Instruction = Collect all lines below with the string "asthma".
------ Given entries
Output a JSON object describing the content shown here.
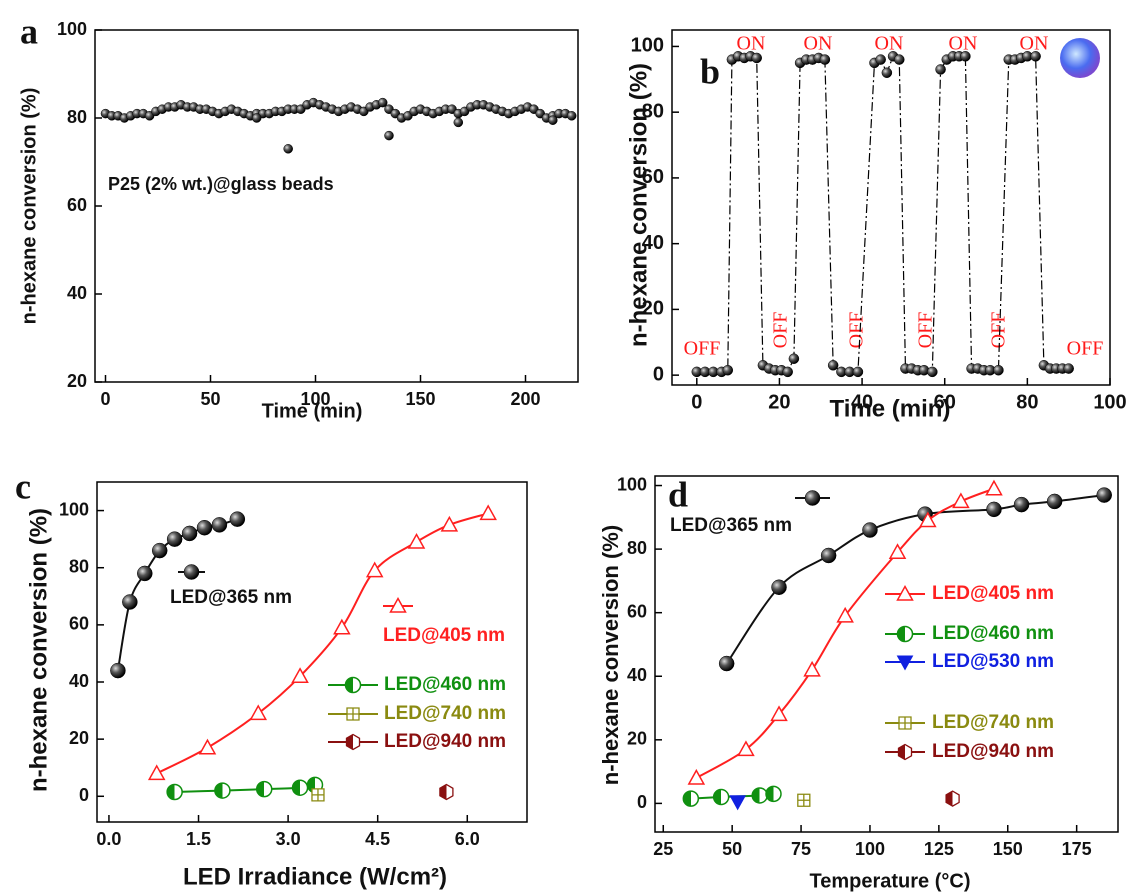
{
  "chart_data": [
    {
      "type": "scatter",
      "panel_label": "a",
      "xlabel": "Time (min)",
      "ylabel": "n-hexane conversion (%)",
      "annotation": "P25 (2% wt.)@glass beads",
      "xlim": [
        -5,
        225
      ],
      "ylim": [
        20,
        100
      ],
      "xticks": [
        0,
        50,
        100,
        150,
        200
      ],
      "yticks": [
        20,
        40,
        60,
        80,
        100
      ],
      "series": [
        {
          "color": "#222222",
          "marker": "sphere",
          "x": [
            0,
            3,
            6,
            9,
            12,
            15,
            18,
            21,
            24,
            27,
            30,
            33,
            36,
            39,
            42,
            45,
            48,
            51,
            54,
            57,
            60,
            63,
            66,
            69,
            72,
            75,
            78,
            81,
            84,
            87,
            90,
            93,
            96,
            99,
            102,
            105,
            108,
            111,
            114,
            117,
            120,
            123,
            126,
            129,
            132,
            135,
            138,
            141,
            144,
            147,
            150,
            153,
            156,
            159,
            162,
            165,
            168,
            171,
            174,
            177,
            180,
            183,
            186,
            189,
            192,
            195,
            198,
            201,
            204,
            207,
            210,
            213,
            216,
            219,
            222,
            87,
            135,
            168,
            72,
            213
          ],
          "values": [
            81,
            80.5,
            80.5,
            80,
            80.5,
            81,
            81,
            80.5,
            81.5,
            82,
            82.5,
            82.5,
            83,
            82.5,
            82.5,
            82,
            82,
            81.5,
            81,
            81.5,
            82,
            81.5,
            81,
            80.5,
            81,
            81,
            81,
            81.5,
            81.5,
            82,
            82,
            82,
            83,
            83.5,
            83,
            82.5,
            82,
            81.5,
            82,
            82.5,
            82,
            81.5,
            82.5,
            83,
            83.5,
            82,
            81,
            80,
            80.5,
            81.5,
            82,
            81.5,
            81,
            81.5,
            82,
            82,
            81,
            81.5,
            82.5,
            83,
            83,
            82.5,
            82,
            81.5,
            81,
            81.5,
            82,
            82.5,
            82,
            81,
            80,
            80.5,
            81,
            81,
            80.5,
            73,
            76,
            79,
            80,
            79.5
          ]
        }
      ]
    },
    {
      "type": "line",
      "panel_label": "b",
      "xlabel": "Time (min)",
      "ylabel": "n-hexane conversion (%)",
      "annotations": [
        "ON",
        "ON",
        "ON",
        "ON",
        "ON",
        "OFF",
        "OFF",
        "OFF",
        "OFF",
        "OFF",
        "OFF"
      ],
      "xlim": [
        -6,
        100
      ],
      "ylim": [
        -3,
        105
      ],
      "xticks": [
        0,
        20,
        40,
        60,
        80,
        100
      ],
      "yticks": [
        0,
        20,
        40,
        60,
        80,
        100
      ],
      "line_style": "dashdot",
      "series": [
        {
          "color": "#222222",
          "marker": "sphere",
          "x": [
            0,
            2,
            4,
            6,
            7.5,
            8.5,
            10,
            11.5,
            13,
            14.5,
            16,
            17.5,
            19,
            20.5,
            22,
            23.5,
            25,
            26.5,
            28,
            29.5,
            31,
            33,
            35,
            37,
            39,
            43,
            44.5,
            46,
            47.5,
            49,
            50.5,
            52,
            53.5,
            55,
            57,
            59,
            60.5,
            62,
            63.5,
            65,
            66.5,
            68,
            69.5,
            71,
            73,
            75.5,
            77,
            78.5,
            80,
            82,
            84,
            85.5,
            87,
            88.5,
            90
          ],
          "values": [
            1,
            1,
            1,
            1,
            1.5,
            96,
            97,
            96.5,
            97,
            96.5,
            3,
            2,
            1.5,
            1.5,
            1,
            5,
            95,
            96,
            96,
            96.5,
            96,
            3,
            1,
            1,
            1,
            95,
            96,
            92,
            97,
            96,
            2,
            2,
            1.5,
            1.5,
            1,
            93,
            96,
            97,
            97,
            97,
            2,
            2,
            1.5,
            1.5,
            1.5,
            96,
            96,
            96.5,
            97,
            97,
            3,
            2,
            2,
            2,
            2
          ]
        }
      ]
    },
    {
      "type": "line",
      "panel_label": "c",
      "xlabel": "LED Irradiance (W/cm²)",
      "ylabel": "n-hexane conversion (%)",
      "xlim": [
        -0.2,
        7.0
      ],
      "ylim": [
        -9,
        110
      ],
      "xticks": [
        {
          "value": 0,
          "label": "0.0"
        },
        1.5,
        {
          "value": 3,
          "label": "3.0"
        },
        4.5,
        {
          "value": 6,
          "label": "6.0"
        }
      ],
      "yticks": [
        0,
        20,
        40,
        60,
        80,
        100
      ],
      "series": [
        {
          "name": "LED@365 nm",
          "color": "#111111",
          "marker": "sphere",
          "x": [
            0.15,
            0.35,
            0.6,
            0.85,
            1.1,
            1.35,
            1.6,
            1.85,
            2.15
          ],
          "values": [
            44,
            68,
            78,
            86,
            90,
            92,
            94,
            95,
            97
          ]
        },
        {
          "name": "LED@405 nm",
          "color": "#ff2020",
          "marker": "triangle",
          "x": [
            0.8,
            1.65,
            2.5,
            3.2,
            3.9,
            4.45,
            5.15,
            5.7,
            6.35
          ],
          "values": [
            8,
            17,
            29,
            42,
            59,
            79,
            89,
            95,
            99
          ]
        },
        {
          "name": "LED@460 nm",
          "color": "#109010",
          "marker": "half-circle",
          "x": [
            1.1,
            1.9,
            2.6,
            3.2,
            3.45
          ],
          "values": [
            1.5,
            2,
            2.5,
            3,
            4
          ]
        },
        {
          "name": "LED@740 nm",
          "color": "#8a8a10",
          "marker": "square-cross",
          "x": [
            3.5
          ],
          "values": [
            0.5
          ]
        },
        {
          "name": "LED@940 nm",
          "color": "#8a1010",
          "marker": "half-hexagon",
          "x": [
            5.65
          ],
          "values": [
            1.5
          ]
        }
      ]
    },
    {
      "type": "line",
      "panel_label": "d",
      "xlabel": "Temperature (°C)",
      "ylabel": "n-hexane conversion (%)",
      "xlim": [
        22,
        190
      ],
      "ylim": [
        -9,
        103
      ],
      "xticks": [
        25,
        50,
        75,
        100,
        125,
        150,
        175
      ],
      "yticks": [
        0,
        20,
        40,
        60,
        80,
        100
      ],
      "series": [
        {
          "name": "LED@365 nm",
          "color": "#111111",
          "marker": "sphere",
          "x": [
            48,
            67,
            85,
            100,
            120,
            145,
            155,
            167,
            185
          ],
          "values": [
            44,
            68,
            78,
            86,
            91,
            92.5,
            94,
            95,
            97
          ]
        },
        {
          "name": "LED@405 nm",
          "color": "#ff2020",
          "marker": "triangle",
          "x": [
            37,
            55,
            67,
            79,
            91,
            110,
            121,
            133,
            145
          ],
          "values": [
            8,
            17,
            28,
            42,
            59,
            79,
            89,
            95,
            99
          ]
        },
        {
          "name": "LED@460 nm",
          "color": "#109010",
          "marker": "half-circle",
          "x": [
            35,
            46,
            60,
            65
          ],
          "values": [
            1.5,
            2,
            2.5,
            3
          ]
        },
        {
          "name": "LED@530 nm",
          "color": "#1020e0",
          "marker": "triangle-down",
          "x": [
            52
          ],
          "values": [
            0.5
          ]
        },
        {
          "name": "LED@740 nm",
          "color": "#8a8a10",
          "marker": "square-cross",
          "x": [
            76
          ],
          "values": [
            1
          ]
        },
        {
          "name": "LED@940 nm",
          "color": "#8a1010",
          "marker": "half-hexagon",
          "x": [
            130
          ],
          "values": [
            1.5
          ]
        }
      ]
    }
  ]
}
------------
------ Given entries
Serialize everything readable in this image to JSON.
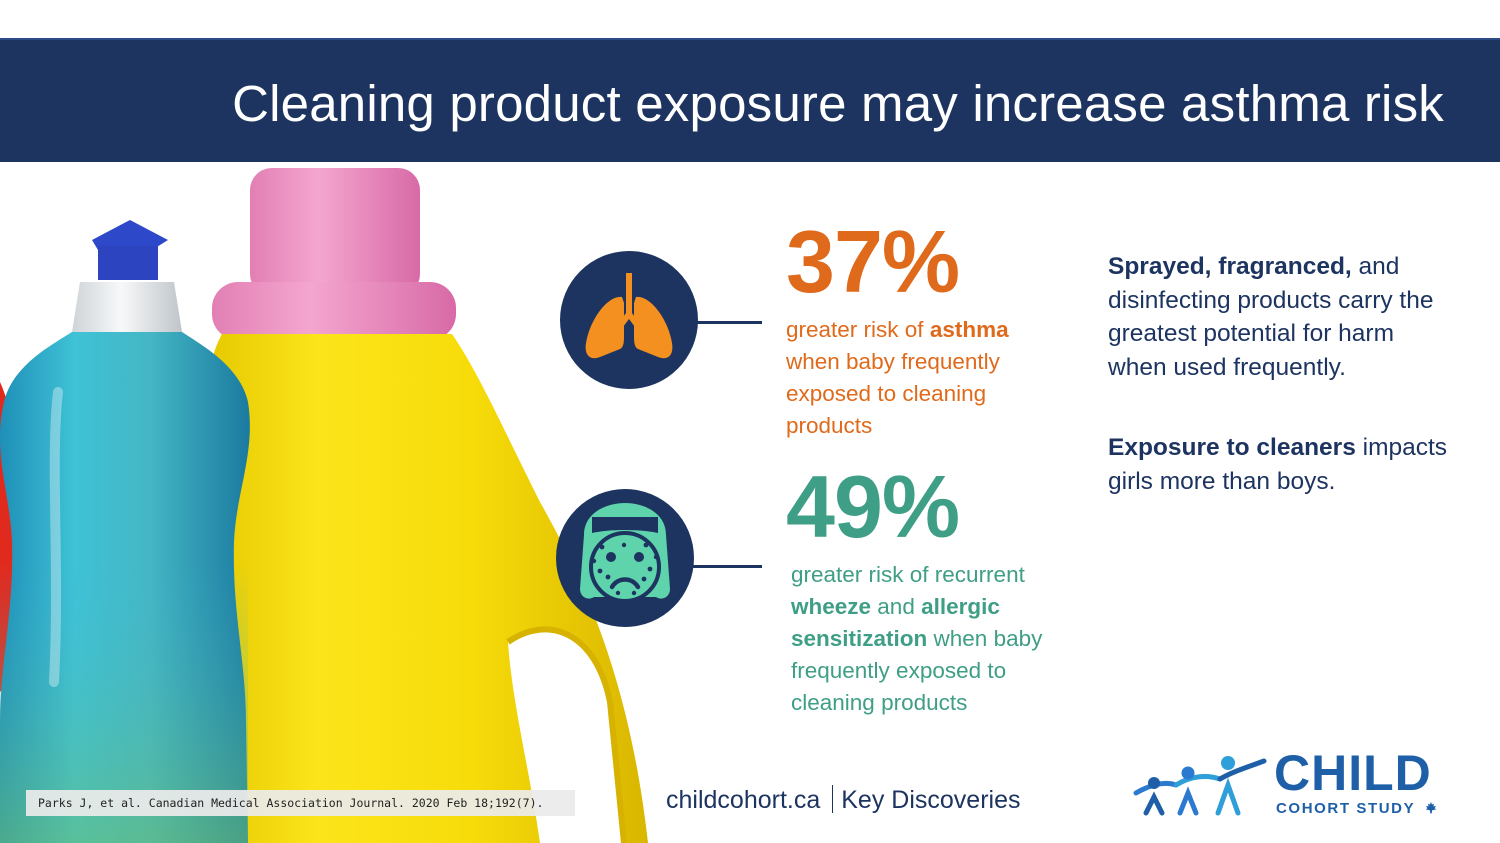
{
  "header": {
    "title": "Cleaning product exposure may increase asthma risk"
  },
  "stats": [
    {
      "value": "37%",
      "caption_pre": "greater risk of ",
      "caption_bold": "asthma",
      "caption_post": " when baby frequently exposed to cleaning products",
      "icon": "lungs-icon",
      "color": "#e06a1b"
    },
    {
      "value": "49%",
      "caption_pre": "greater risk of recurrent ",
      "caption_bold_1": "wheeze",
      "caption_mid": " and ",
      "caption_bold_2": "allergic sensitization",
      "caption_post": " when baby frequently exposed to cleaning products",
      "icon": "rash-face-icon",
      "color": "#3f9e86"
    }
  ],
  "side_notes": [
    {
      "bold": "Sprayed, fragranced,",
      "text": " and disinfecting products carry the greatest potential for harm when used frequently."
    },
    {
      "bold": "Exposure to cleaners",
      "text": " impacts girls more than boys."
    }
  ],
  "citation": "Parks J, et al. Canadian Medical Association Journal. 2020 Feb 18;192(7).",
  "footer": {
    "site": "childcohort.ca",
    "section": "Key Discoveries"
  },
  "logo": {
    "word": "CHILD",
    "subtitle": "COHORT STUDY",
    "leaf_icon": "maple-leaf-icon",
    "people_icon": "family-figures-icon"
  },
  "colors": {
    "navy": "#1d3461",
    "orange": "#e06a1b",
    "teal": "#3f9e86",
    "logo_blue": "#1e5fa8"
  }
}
------------
Task response =
    "title": "Cleaning product exposure may increase asthma risk"
      "caption_bold": "asthma",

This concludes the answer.